▸ **EXERCISE TASK**
All entries must be extracted exactly, with nothing added or dropped.

▸ **EXERCISE INPUT**
>> begin

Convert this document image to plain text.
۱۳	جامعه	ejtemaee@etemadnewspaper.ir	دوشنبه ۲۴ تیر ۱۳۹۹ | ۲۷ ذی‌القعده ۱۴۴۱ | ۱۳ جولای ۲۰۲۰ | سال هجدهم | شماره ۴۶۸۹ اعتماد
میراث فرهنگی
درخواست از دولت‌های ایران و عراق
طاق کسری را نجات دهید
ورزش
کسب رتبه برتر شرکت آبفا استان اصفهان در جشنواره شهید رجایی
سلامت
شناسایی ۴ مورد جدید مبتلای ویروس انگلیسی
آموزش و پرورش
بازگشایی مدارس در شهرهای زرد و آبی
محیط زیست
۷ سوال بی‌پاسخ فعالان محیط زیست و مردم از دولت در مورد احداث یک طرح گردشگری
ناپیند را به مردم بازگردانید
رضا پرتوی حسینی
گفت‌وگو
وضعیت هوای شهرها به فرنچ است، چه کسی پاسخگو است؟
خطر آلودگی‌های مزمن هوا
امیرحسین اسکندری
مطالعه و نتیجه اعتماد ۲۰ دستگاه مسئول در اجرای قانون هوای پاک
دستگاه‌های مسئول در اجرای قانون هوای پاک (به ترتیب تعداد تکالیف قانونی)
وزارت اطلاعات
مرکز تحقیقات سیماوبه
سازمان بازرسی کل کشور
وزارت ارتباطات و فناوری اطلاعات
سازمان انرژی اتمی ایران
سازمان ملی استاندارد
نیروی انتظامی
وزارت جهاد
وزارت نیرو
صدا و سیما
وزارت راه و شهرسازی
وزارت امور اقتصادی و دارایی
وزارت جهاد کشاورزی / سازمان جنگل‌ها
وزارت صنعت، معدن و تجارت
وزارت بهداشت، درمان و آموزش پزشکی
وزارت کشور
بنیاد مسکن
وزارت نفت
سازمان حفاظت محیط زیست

>> end

▸ **CORRECT RESULT**
Convert this document image to plain text.
۱۳	جامعه	ejtemaee@etemadnewspaper.ir	دوشنبه ۲۴ تیر ۱۳۹۹ | ۲۷ ذی‌القعده ۱۴۴۱ | ۱۳ جولای ۲۰۲۰ | سال هجدهم | شماره ۴۶۸۹ اعتماد
میراث فرهنگی
درخواست از دولت‌های ایران و عراق
طاق کسری را نجات دهید
ورزش
کسب رتبه برتر شرکت آبفا استان اصفهان در جشنواره شهید رجایی
سلامت
شناسایی ۴ مورد جدید مبتلای ویروس انگلیسی
آموزش و پرورش
بازگشایی مدارس در شهرهای زرد و آبی
محیط زیست
۷ سوال بی‌پاسخ فعالان محیط زیست و مردم از دولت در مورد احداث یک طرح گردشگری
ناپیند را به مردم بازگردانید
رضا پرتوی حسینی
گفت‌وگو
وضعیت هوای شهرها به فرنچ است، چه کسی پاسخگو است؟
خطر آلودگی‌های مزمن هوا
امیرحسین اسکندری
مطالعه و نتیجه اعتماد ۲۰ دستگاه مسئول در اجرای قانون هوای پاک
دستگاه‌های مسئول در اجرای قانون هوای پاک (به ترتیب تعداد تکالیف قانونی)
وزارت اطلاعات
مرکز تحقیقات سیماوبه
سازمان بازرسی کل کشور
وزارت ارتباطات و فناوری اطلاعات
سازمان انرژی اتمی ایران
سازمان ملی استاندارد
نیروی انتظامی
وزارت جهاد
وزارت نیرو
صدا و سیما
وزارت راه و شهرسازی
وزارت امور اقتصادی و دارایی
وزارت جهاد کشاورزی / سازمان جنگل‌ها
وزارت صنعت، معدن و تجارت
وزارت بهداشت، درمان و آموزش پزشکی
وزارت کشور
بنیاد مسکن
وزارت نفت
سازمان حفاظت محیط زیست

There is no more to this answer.